- **The problem**
Repeat, without any change, the entries presented below.

────────────────

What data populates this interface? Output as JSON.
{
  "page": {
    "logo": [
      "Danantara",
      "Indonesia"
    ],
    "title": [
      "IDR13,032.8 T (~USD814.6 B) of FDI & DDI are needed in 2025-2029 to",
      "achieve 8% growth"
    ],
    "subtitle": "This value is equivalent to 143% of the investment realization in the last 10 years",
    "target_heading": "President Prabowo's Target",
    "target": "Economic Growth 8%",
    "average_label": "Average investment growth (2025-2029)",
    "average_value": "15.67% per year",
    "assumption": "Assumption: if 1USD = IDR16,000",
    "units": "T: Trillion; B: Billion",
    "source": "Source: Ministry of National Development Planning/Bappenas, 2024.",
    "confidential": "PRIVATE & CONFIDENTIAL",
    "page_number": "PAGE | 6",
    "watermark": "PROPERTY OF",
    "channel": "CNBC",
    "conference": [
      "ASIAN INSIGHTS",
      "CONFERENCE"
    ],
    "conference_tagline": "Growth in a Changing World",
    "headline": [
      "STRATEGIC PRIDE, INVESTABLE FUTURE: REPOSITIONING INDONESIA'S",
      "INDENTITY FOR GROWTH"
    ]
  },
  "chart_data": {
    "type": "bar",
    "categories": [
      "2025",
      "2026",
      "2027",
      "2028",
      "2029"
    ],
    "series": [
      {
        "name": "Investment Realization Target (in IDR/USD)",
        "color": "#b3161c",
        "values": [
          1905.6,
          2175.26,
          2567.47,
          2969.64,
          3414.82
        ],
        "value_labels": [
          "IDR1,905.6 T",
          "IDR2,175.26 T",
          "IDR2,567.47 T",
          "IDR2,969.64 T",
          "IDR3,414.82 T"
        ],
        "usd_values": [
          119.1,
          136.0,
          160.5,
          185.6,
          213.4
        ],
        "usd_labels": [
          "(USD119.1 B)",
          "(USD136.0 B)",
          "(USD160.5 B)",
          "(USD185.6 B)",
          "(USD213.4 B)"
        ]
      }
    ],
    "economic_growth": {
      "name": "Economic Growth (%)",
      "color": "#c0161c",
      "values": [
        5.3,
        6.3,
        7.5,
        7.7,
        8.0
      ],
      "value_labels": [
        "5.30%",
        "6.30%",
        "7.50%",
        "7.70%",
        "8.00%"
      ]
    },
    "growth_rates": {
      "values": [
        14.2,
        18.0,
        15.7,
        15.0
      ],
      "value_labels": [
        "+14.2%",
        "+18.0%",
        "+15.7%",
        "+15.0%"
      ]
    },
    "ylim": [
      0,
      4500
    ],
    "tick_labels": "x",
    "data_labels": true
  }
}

────────────────

- **Output for this exercise**
What data populates this interface? Output as JSON.
{
  "page": {
    "logo": [
      "Danantara",
      "Indonesia"
    ],
    "title": [
      "IDR13,032.8 T (~USD814.6 B) of FDI & DDI are needed in 2025-2029 to",
      "achieve 8% growth"
    ],
    "subtitle": "This value is equivalent to 143% of the investment realization in the last 10 years",
    "target_heading": "President Prabowo's Target",
    "target": "Economic Growth 8%",
    "average_label": "Average investment growth (2025-2029)",
    "average_value": "15.67% per year",
    "assumption": "Assumption: if 1USD = IDR16,000",
    "units": "T: Trillion; B: Billion",
    "source": "Source: Ministry of National Development Planning/Bappenas, 2024.",
    "confidential": "PRIVATE & CONFIDENTIAL",
    "page_number": "PAGE | 6",
    "watermark": "PROPERTY OF",
    "channel": "CNBC",
    "conference": [
      "ASIAN INSIGHTS",
      "CONFERENCE"
    ],
    "conference_tagline": "Growth in a Changing World",
    "headline": [
      "STRATEGIC PRIDE, INVESTABLE FUTURE: REPOSITIONING INDONESIA'S",
      "INDENTITY FOR GROWTH"
    ]
  },
  "chart_data": {
    "type": "bar",
    "categories": [
      "2025",
      "2026",
      "2027",
      "2028",
      "2029"
    ],
    "series": [
      {
        "name": "Investment Realization Target (in IDR/USD)",
        "color": "#b3161c",
        "values": [
          1905.6,
          2175.26,
          2567.47,
          2969.64,
          3414.82
        ],
        "value_labels": [
          "IDR1,905.6 T",
          "IDR2,175.26 T",
          "IDR2,567.47 T",
          "IDR2,969.64 T",
          "IDR3,414.82 T"
        ],
        "usd_values": [
          119.1,
          136.0,
          160.5,
          185.6,
          213.4
        ],
        "usd_labels": [
          "(USD119.1 B)",
          "(USD136.0 B)",
          "(USD160.5 B)",
          "(USD185.6 B)",
          "(USD213.4 B)"
        ]
      }
    ],
    "economic_growth": {
      "name": "Economic Growth (%)",
      "color": "#c0161c",
      "values": [
        5.3,
        6.3,
        7.5,
        7.7,
        8.0
      ],
      "value_labels": [
        "5.30%",
        "6.30%",
        "7.50%",
        "7.70%",
        "8.00%"
      ]
    },
    "growth_rates": {
      "values": [
        14.2,
        18.0,
        15.7,
        15.0
      ],
      "value_labels": [
        "+14.2%",
        "+18.0%",
        "+15.7%",
        "+15.0%"
      ]
    },
    "ylim": [
      0,
      4500
    ],
    "tick_labels": "x",
    "data_labels": true
  }
}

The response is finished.